__Required work__:
Reproduce the listing below with every "Bar" swapped for "Rectangle", keeping everything else unchanged and leaving the pictures out.

__Dataset records__:
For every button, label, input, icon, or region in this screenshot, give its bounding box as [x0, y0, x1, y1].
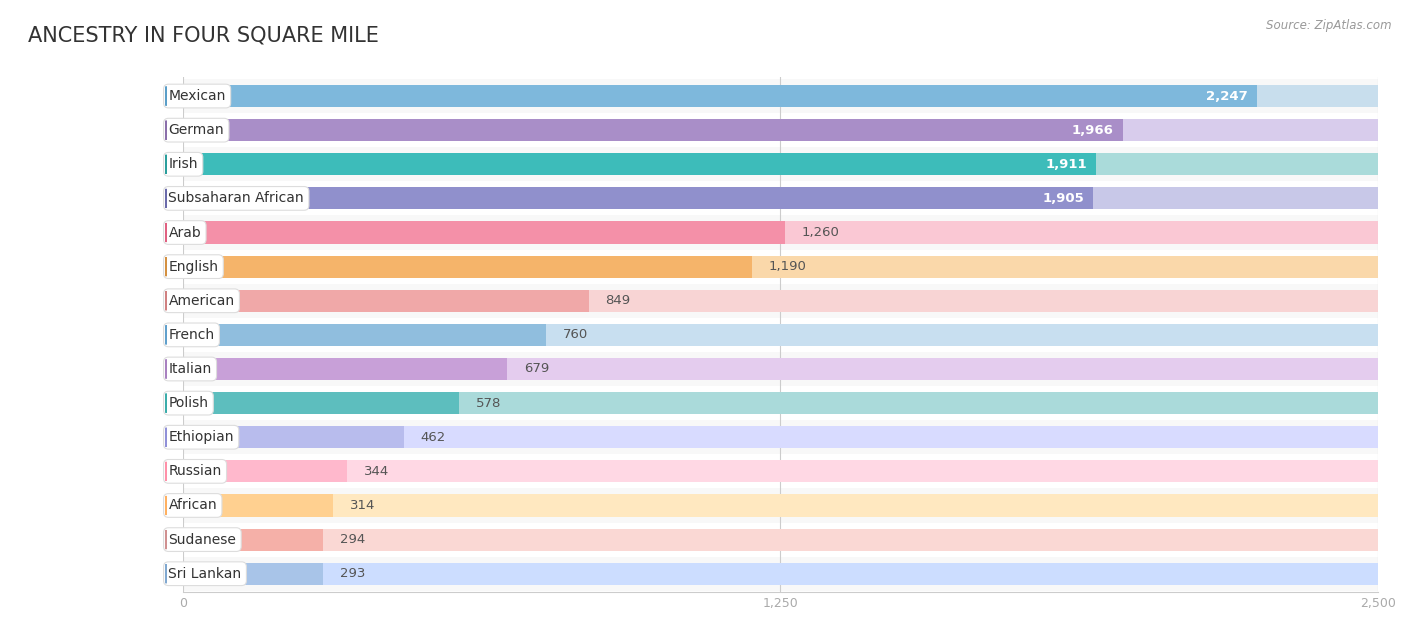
Text: 1,911: 1,911 [1045, 158, 1087, 171]
Text: Sudanese: Sudanese [169, 533, 236, 547]
Bar [183, 318, 1378, 352]
Bar [183, 324, 1378, 346]
Text: African: African [169, 498, 217, 513]
Bar [183, 113, 1378, 147]
Text: 849: 849 [606, 294, 630, 307]
Bar [183, 324, 546, 346]
Text: English: English [169, 260, 218, 274]
Text: 293: 293 [340, 567, 366, 580]
Text: 1,905: 1,905 [1042, 192, 1084, 205]
Text: 2,247: 2,247 [1205, 90, 1247, 102]
Bar [183, 222, 1378, 243]
Bar [183, 250, 1378, 284]
Text: French: French [169, 328, 215, 342]
Bar [183, 284, 1378, 318]
Bar [183, 187, 1094, 209]
Bar [183, 495, 333, 516]
Bar [183, 222, 785, 243]
Bar [183, 119, 1122, 141]
Bar [183, 182, 1378, 216]
Bar [183, 85, 1257, 107]
Bar [183, 85, 1378, 107]
Text: Subsaharan African: Subsaharan African [169, 191, 304, 205]
Bar [183, 119, 1378, 141]
Bar [183, 460, 1378, 482]
Bar [183, 529, 323, 551]
Bar [183, 556, 1378, 591]
Text: 344: 344 [364, 465, 389, 478]
Bar [183, 290, 589, 312]
Text: German: German [169, 123, 224, 137]
Bar [183, 358, 508, 380]
Bar [183, 358, 1378, 380]
Text: Mexican: Mexican [169, 89, 226, 103]
Bar [183, 187, 1378, 209]
Bar [183, 522, 1378, 556]
Bar [183, 386, 1378, 420]
Text: Polish: Polish [169, 396, 208, 410]
Bar [183, 495, 1378, 516]
Bar [183, 426, 404, 448]
Text: 679: 679 [524, 363, 550, 375]
Bar [183, 426, 1378, 448]
Text: 578: 578 [475, 397, 501, 410]
Text: Irish: Irish [169, 157, 198, 171]
Text: American: American [169, 294, 235, 308]
Bar [183, 153, 1378, 175]
Text: 294: 294 [340, 533, 366, 546]
Bar [183, 420, 1378, 454]
Bar [183, 529, 1378, 551]
Bar [183, 460, 347, 482]
Text: ANCESTRY IN FOUR SQUARE MILE: ANCESTRY IN FOUR SQUARE MILE [28, 26, 380, 46]
Bar [183, 216, 1378, 250]
Bar [183, 392, 460, 414]
Text: 314: 314 [350, 499, 375, 512]
Text: 1,260: 1,260 [801, 226, 839, 239]
Text: Sri Lankan: Sri Lankan [169, 567, 242, 581]
Text: Russian: Russian [169, 464, 222, 478]
Bar [183, 256, 1378, 278]
Text: Source: ZipAtlas.com: Source: ZipAtlas.com [1267, 19, 1392, 32]
Bar [183, 153, 1097, 175]
Bar [183, 563, 323, 585]
Text: 760: 760 [562, 328, 588, 341]
Bar [183, 290, 1378, 312]
Text: Ethiopian: Ethiopian [169, 430, 233, 444]
Bar [183, 147, 1378, 182]
Bar [183, 79, 1378, 113]
Bar [183, 352, 1378, 386]
Bar [183, 392, 1378, 414]
Bar [183, 454, 1378, 488]
Text: 1,190: 1,190 [768, 260, 806, 273]
Text: Arab: Arab [169, 225, 201, 240]
Bar [183, 256, 752, 278]
Text: 1,966: 1,966 [1071, 124, 1114, 137]
Bar [183, 563, 1378, 585]
Text: Italian: Italian [169, 362, 212, 376]
Text: 462: 462 [420, 431, 446, 444]
Bar [183, 488, 1378, 522]
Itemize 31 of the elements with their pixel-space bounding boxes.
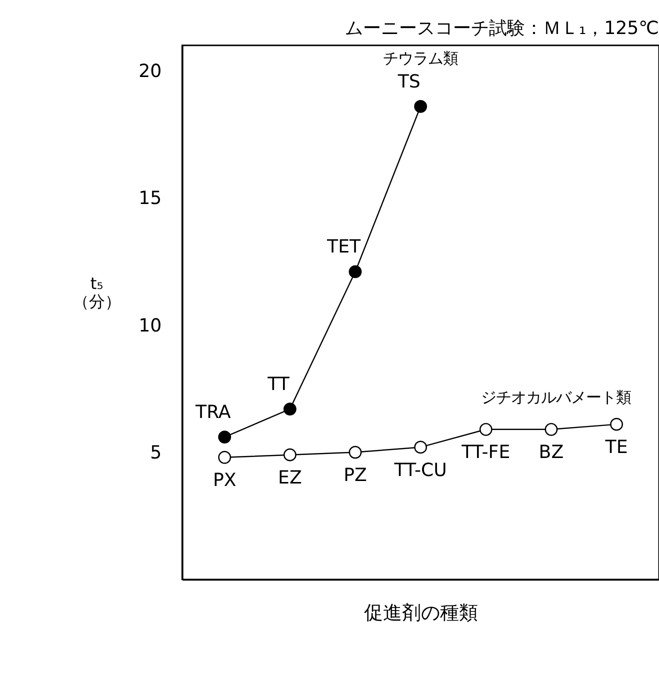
point [414,100,428,113]
series-label: ジチオカルバメート類 [480,388,631,406]
data-label: TET [326,236,362,258]
y-tick-label: 20 [138,61,162,82]
data-label: TE [604,436,628,458]
point [348,265,362,278]
data-label: TS [396,71,420,92]
text: チウラム類 [383,50,458,68]
point [414,440,428,454]
chart-title: ムーニースコーチ試験：ＭＬ₁，125℃ [344,18,659,39]
data-label: TT-FE [460,442,510,464]
point [479,422,492,436]
data-label: PZ [344,464,367,486]
data-label: EZ [278,467,302,488]
data-label: BZ [538,442,564,464]
x-axis-title: 促進剤の種類 [364,602,478,624]
y-tick-label: 15 [138,188,162,210]
data-label: PX [212,470,236,491]
point [544,422,558,436]
y-tick-label: 10 [138,315,162,336]
point [218,430,232,444]
point [218,450,232,464]
data-label: TT-CU [393,460,447,481]
data-label: TRA [194,402,232,423]
y-axis-title: t₅ （分） [72,274,121,312]
y-tick-label: 5 [150,442,162,464]
point [610,418,623,431]
point [283,448,296,462]
data-label: TT [266,374,290,395]
point [348,446,362,459]
point [283,402,296,416]
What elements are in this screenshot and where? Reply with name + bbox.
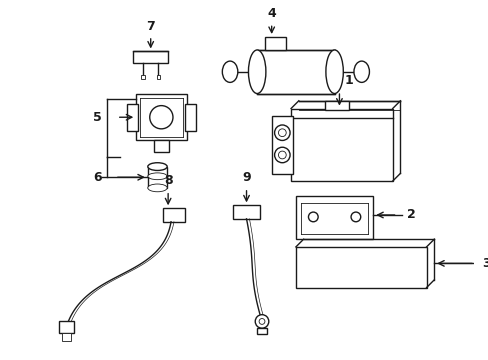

__Solution for this exercise__:
For every button, label, input, icon, or region in this screenshot, give its bounding box as [x0, y0, x1, y1].
Text: 1,911: 1,911 [1045, 158, 1087, 171]
Text: Sudanese: Sudanese [169, 533, 236, 547]
Rectangle [183, 318, 1378, 352]
Rectangle [183, 324, 1378, 346]
Text: African: African [169, 498, 217, 513]
Rectangle [183, 113, 1378, 147]
Text: 849: 849 [606, 294, 630, 307]
Rectangle [183, 324, 546, 346]
Text: English: English [169, 260, 218, 274]
Text: 293: 293 [340, 567, 366, 580]
Text: 1,905: 1,905 [1042, 192, 1084, 205]
Text: 2,247: 2,247 [1205, 90, 1247, 102]
Rectangle [183, 222, 1378, 243]
Rectangle [183, 250, 1378, 284]
Text: French: French [169, 328, 215, 342]
Rectangle [183, 284, 1378, 318]
Rectangle [183, 187, 1094, 209]
Rectangle [183, 495, 333, 516]
Rectangle [183, 222, 785, 243]
Rectangle [183, 119, 1122, 141]
Rectangle [183, 182, 1378, 216]
Rectangle [183, 85, 1257, 107]
Rectangle [183, 85, 1378, 107]
Text: Subsaharan African: Subsaharan African [169, 191, 304, 205]
Rectangle [183, 119, 1378, 141]
Rectangle [183, 460, 1378, 482]
Rectangle [183, 529, 323, 551]
Rectangle [183, 556, 1378, 591]
Text: 344: 344 [364, 465, 389, 478]
Rectangle [183, 290, 589, 312]
Text: German: German [169, 123, 224, 137]
Rectangle [183, 358, 508, 380]
Rectangle [183, 358, 1378, 380]
Text: Mexican: Mexican [169, 89, 226, 103]
Rectangle [183, 187, 1378, 209]
Rectangle [183, 522, 1378, 556]
Rectangle [183, 386, 1378, 420]
Text: Polish: Polish [169, 396, 208, 410]
Rectangle [183, 495, 1378, 516]
Rectangle [183, 426, 404, 448]
Text: 679: 679 [524, 363, 550, 375]
Rectangle [183, 426, 1378, 448]
Text: 578: 578 [475, 397, 501, 410]
Text: Irish: Irish [169, 157, 198, 171]
Text: American: American [169, 294, 235, 308]
Rectangle [183, 153, 1378, 175]
Text: 294: 294 [340, 533, 366, 546]
Rectangle [183, 420, 1378, 454]
Rectangle [183, 529, 1378, 551]
Rectangle [183, 460, 347, 482]
Text: ANCESTRY IN FOUR SQUARE MILE: ANCESTRY IN FOUR SQUARE MILE [28, 26, 380, 46]
Rectangle [183, 216, 1378, 250]
Rectangle [183, 392, 460, 414]
Text: 314: 314 [350, 499, 375, 512]
Text: 1,260: 1,260 [801, 226, 839, 239]
Text: Sri Lankan: Sri Lankan [169, 567, 242, 581]
Text: Russian: Russian [169, 464, 222, 478]
Rectangle [183, 256, 1378, 278]
Text: Source: ZipAtlas.com: Source: ZipAtlas.com [1267, 19, 1392, 32]
Rectangle [183, 153, 1097, 175]
Rectangle [183, 563, 323, 585]
Text: 760: 760 [562, 328, 588, 341]
Rectangle [183, 290, 1378, 312]
Text: Ethiopian: Ethiopian [169, 430, 233, 444]
Rectangle [183, 147, 1378, 182]
Rectangle [183, 79, 1378, 113]
Rectangle [183, 352, 1378, 386]
Rectangle [183, 392, 1378, 414]
Rectangle [183, 454, 1378, 488]
Text: 1,190: 1,190 [768, 260, 806, 273]
Text: Arab: Arab [169, 225, 201, 240]
Rectangle [183, 256, 752, 278]
Text: 1,966: 1,966 [1071, 124, 1114, 137]
Rectangle [183, 563, 1378, 585]
Text: Italian: Italian [169, 362, 212, 376]
Text: 462: 462 [420, 431, 446, 444]
Rectangle [183, 488, 1378, 522]
Itemize 31 of the elements with their pixel-space bounding boxes.
point [414,100,428,113]
series-label: ジチオカルバメート類 [480,388,631,406]
data-label: TET [326,236,362,258]
y-tick-label: 20 [138,61,162,82]
data-label: TE [604,436,628,458]
point [348,265,362,278]
data-label: TS [396,71,420,92]
text: チウラム類 [383,50,458,68]
point [414,440,428,454]
chart-title: ムーニースコーチ試験：ＭＬ₁，125℃ [344,18,659,39]
data-label: TT-FE [460,442,510,464]
point [479,422,492,436]
data-label: PZ [344,464,367,486]
data-label: EZ [278,467,302,488]
data-label: BZ [538,442,564,464]
x-axis-title: 促進剤の種類 [364,602,478,624]
y-tick-label: 15 [138,188,162,210]
data-label: PX [212,470,236,491]
point [544,422,558,436]
y-tick-label: 10 [138,315,162,336]
point [218,430,232,444]
point [218,450,232,464]
data-label: TT-CU [393,460,447,481]
data-label: TRA [194,402,232,423]
y-axis-title: t₅ （分） [72,274,121,312]
y-tick-label: 5 [150,442,162,464]
point [610,418,623,431]
point [283,448,296,462]
data-label: TT [266,374,290,395]
point [348,446,362,459]
point [283,402,296,416]
What elements are in this screenshot and where? Reply with name + bbox.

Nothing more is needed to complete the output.